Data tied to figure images
┄┄┄┄┄┄┄┄┄┄┄┄┄┄┄┄┄┄┄┄

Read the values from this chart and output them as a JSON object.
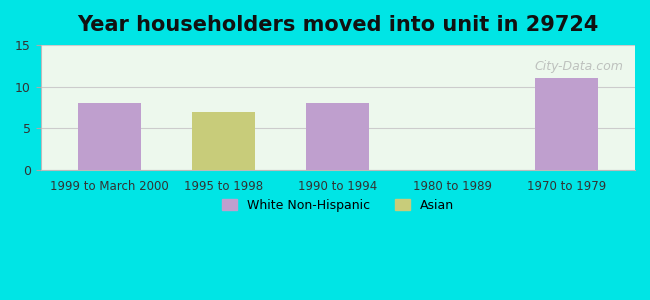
{
  "title": "Year householders moved into unit in 29724",
  "categories": [
    "1999 to March 2000",
    "1995 to 1998",
    "1990 to 1994",
    "1980 to 1989",
    "1970 to 1979"
  ],
  "white_values": [
    8,
    0,
    8,
    0,
    11
  ],
  "asian_values": [
    0,
    7,
    0,
    0,
    0
  ],
  "white_color": "#bf9fce",
  "asian_color": "#c8cc7a",
  "ylim": [
    0,
    15
  ],
  "yticks": [
    0,
    5,
    10,
    15
  ],
  "bar_width": 0.55,
  "bg_outer": "#00e5e5",
  "title_fontsize": 15,
  "watermark": "City-Data.com",
  "legend_labels": [
    "White Non-Hispanic",
    "Asian"
  ]
}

┄┄┄┄┄┄┄┄┄┄┄┄┄┄┄┄┄┄┄┄

YOUR GOAL> Return the listing above unchanged, apart from dropping its pictures.

TASK RESULT>
Read the values from this chart and output them as a JSON object.
{
  "title": "Year householders moved into unit in 29724",
  "categories": [
    "1999 to March 2000",
    "1995 to 1998",
    "1990 to 1994",
    "1980 to 1989",
    "1970 to 1979"
  ],
  "white_values": [
    8,
    0,
    8,
    0,
    11
  ],
  "asian_values": [
    0,
    7,
    0,
    0,
    0
  ],
  "white_color": "#bf9fce",
  "asian_color": "#c8cc7a",
  "ylim": [
    0,
    15
  ],
  "yticks": [
    0,
    5,
    10,
    15
  ],
  "bar_width": 0.55,
  "bg_outer": "#00e5e5",
  "title_fontsize": 15,
  "watermark": "City-Data.com",
  "legend_labels": [
    "White Non-Hispanic",
    "Asian"
  ]
}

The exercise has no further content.